┏━━

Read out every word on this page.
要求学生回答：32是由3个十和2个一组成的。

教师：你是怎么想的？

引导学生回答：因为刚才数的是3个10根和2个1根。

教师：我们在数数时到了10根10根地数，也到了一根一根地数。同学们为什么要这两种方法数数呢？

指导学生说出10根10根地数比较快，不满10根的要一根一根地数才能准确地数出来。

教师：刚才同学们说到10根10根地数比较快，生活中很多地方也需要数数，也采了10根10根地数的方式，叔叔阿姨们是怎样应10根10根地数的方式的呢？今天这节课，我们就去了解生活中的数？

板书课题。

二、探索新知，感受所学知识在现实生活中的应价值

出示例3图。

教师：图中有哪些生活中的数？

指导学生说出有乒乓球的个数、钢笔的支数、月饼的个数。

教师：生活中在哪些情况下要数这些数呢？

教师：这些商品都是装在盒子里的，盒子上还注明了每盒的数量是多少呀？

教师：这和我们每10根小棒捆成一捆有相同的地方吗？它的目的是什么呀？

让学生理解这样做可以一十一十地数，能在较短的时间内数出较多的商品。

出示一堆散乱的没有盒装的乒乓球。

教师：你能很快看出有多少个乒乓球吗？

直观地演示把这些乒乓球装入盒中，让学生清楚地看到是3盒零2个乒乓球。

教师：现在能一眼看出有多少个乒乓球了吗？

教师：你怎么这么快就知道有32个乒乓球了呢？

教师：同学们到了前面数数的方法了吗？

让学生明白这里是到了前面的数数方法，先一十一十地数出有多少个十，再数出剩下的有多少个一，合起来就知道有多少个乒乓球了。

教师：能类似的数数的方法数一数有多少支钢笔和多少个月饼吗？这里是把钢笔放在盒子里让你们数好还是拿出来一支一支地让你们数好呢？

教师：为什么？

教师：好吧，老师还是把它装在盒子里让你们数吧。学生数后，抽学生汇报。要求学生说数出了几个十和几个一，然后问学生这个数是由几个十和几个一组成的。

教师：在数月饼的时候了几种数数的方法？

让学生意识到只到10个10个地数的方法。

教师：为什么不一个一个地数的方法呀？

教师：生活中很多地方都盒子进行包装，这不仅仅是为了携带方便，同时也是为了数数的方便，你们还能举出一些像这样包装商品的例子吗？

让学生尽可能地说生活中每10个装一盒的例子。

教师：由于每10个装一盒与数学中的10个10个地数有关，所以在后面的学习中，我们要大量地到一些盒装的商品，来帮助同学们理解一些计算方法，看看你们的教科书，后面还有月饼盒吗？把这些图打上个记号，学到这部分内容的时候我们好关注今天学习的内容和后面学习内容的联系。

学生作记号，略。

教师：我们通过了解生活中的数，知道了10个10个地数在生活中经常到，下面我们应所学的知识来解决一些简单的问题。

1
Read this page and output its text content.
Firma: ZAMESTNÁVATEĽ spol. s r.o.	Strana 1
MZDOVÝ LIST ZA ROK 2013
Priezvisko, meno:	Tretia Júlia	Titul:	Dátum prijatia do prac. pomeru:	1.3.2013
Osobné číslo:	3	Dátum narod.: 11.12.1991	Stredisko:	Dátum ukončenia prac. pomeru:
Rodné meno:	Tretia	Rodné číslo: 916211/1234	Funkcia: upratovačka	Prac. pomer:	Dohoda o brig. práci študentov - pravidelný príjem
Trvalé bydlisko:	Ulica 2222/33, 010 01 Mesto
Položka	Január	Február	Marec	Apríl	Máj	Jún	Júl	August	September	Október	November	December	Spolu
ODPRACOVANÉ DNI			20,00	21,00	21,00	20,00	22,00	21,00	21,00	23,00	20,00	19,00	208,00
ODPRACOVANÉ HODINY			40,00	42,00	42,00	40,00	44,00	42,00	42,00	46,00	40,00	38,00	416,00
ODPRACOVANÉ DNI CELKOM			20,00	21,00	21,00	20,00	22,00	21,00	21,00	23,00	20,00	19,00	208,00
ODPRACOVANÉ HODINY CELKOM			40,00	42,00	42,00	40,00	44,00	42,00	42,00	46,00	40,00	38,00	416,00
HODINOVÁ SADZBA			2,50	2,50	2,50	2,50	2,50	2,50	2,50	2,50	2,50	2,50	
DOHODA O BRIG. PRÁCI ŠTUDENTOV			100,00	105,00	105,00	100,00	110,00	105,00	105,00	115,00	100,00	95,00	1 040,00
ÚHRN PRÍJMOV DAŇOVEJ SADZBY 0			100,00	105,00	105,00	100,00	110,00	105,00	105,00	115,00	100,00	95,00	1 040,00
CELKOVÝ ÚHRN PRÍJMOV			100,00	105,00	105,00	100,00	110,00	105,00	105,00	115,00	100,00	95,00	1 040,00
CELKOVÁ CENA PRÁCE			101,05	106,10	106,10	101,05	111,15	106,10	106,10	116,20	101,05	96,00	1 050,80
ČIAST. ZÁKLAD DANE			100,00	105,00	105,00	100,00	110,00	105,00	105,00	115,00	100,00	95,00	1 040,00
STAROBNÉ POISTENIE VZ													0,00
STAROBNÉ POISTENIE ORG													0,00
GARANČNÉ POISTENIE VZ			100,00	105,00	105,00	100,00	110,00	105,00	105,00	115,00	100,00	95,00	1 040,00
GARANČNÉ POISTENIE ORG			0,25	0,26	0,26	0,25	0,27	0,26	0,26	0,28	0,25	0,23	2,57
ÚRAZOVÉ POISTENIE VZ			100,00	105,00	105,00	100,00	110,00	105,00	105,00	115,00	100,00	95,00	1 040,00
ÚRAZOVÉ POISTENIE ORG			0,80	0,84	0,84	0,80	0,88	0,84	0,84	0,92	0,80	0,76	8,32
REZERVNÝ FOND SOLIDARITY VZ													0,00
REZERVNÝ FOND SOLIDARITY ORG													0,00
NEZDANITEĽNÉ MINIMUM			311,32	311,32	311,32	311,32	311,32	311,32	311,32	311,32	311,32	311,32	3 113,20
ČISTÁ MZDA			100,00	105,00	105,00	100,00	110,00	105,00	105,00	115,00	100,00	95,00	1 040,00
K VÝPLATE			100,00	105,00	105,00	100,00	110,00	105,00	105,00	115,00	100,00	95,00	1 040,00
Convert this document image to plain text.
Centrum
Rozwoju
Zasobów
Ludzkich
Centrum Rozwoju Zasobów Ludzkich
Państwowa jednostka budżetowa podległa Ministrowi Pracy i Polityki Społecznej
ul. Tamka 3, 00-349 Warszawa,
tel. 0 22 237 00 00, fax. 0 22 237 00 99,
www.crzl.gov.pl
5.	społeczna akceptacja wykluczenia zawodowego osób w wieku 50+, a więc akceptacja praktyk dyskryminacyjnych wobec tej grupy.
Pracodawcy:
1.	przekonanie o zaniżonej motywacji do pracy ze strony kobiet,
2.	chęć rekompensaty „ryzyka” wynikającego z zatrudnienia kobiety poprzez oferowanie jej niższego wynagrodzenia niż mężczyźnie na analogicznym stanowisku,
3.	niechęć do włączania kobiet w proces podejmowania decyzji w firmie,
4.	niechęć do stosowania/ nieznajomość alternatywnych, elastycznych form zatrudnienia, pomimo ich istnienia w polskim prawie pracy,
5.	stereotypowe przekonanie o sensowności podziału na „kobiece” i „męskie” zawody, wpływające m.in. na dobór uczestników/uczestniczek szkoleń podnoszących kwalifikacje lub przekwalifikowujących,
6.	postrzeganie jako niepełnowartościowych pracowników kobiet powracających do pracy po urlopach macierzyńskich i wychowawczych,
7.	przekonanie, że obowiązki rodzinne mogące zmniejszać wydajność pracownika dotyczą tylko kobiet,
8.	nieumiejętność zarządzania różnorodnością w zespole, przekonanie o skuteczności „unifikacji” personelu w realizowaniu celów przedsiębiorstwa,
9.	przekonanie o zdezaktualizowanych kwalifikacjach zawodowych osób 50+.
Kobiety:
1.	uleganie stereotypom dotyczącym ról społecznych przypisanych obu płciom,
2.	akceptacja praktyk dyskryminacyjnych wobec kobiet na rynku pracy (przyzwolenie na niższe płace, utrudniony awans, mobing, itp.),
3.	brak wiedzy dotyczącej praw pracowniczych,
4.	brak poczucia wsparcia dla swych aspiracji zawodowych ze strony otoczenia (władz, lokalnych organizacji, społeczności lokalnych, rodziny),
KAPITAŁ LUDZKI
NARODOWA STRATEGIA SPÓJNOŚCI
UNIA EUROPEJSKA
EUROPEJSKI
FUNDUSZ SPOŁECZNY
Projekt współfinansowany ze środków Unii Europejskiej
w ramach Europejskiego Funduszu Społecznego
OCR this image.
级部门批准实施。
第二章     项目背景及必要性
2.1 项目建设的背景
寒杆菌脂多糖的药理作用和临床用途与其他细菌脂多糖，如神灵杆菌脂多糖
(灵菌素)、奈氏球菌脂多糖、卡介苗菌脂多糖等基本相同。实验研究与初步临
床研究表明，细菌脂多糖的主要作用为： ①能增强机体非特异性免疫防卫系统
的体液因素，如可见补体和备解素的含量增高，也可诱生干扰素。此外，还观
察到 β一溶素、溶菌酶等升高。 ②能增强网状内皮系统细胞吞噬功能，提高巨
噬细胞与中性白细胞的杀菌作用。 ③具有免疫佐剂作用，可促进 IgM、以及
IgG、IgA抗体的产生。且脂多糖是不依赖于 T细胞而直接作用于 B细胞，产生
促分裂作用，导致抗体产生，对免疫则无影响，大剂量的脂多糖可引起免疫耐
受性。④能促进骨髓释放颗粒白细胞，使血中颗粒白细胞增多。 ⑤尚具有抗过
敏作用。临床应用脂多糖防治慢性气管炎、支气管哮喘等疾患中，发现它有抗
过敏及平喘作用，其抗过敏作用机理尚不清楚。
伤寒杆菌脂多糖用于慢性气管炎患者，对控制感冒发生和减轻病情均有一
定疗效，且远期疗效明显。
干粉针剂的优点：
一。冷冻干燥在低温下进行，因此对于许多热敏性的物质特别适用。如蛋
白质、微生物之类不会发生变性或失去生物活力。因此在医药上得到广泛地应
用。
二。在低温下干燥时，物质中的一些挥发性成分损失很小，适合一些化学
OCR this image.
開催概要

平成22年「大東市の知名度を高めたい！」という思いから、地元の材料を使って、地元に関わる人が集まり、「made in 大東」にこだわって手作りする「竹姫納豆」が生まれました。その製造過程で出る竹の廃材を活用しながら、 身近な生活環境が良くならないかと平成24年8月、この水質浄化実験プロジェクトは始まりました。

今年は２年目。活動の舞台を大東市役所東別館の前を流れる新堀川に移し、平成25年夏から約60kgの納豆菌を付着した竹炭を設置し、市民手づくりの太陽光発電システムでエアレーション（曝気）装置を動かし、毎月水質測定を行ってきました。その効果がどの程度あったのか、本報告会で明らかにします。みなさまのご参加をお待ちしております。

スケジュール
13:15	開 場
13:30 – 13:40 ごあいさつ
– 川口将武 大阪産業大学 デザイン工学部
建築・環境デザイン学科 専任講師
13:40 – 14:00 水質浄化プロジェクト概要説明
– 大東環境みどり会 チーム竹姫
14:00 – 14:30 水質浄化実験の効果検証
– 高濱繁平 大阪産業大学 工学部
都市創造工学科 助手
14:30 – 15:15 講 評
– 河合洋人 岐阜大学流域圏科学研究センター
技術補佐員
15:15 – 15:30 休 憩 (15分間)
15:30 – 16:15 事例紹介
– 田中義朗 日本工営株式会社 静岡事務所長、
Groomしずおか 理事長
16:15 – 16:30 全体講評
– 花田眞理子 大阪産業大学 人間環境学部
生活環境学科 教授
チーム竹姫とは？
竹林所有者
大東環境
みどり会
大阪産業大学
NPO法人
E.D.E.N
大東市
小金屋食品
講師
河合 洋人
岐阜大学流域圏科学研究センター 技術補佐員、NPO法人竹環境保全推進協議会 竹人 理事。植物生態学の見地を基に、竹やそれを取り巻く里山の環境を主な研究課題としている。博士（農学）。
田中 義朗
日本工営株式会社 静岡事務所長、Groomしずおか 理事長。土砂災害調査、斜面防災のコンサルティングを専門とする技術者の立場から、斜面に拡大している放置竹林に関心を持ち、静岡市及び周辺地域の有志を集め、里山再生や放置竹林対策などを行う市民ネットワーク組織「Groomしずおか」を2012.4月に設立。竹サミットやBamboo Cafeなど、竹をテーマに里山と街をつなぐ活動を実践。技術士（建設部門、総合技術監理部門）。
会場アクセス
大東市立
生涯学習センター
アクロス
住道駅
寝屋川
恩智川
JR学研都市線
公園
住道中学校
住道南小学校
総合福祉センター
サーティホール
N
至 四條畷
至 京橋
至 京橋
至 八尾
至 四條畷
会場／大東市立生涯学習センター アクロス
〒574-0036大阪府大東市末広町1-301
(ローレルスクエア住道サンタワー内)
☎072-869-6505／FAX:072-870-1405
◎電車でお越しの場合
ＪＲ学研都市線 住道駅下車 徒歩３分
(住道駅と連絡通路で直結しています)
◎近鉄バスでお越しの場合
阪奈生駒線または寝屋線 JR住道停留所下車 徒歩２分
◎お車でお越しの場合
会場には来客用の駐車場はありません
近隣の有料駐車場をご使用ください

┗━━

**DIRECTIVE:**
From the data, pick out every line that includes "niechęć".

**SOLUTION FOR THIS TASK:**
3.	niechęć do włączania kobiet w proces podejmowania decyzji w firmie,
4.	niechęć do stosowania/ nieznajomość alternatywnych, elastycznych form zatrudnienia, pomimo ich istnienia w polskim prawie pracy,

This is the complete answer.